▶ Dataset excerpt
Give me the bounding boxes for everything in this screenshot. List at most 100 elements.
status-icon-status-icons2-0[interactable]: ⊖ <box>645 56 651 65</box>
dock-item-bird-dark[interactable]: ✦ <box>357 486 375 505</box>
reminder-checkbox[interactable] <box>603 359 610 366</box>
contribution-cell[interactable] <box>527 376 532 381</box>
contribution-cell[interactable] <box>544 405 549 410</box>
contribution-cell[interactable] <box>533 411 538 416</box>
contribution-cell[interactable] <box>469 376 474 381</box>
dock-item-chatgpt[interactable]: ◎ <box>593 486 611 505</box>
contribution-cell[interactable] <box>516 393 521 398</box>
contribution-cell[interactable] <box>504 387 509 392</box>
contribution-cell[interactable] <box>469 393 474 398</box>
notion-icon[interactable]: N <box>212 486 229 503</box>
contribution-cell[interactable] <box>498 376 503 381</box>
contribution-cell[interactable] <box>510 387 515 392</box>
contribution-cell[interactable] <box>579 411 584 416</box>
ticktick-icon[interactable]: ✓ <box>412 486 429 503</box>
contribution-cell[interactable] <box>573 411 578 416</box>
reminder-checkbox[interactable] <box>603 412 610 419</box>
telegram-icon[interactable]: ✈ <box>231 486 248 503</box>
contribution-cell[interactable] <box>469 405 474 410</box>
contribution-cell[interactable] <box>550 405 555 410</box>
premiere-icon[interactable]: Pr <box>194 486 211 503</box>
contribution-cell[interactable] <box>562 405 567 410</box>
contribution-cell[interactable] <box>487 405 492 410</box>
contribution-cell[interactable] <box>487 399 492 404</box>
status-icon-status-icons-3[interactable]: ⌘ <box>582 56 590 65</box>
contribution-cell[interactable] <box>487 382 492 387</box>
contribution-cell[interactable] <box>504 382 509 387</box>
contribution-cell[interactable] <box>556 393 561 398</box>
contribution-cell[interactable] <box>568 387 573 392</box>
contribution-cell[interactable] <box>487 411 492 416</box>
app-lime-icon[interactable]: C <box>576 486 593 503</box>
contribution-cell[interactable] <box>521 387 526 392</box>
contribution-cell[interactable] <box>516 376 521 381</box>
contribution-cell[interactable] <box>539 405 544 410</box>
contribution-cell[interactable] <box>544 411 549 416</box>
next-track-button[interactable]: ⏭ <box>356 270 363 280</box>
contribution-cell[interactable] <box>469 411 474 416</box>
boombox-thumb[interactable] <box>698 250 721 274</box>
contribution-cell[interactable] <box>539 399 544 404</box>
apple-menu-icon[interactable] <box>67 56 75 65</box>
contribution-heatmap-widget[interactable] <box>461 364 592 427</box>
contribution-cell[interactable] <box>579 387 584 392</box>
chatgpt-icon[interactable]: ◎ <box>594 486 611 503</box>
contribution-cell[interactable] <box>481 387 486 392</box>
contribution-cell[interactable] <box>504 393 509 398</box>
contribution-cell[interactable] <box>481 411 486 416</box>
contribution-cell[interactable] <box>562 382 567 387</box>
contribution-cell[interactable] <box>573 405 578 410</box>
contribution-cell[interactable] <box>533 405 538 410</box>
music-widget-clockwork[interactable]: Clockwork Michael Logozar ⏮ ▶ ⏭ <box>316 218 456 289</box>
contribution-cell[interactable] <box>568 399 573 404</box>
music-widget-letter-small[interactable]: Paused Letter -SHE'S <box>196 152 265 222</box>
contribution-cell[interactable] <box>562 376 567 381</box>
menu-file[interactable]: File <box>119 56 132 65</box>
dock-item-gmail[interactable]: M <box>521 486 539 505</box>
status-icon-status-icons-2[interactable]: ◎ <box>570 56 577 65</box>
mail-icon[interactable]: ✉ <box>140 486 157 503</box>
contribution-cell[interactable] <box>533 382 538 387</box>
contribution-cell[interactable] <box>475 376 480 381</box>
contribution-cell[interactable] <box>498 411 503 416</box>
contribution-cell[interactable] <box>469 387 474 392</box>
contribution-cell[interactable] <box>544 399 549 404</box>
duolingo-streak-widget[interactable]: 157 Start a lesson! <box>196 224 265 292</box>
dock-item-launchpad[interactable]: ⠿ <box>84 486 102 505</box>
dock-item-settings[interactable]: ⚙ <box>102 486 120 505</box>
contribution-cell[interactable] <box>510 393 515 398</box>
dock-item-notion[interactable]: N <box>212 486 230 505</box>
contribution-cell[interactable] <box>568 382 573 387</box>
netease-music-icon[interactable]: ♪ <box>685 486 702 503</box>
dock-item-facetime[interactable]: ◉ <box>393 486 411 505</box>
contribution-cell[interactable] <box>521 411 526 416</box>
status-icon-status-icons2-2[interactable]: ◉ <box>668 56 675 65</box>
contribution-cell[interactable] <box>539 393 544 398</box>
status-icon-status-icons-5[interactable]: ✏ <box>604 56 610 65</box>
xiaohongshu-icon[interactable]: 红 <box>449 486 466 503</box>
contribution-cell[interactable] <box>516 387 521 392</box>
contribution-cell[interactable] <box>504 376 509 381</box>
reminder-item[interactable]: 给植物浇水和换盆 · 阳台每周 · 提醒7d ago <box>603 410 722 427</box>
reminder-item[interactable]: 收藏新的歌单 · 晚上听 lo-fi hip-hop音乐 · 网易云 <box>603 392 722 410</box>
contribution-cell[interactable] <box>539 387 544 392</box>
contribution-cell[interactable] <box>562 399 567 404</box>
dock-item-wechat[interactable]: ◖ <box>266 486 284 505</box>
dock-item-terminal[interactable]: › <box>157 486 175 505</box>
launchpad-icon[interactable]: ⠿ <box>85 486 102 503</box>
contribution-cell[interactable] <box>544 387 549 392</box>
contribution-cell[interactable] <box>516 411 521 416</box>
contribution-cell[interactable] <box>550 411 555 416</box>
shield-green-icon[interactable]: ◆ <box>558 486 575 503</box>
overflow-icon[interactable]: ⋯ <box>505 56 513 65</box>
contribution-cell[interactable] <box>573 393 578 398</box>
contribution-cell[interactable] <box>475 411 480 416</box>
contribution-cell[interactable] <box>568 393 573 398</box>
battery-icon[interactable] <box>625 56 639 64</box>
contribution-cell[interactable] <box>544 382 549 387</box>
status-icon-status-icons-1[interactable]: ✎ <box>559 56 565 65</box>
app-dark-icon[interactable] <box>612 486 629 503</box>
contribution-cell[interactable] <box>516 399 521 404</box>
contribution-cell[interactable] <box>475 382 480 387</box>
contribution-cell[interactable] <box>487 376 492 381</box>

▶ SET PROBLEM
Copy out the data again word for word, beginning with its first line and going on through the line that contains "contribution-cell[interactable] <box>544 405", including that line.

▶ RESPONSE TO THE TASK
Give me the bounding boxes for everything in this screenshot. List at most 100 elements.
status-icon-status-icons2-0[interactable]: ⊖ <box>645 56 651 65</box>
dock-item-bird-dark[interactable]: ✦ <box>357 486 375 505</box>
reminder-checkbox[interactable] <box>603 359 610 366</box>
contribution-cell[interactable] <box>527 376 532 381</box>
contribution-cell[interactable] <box>544 405 549 410</box>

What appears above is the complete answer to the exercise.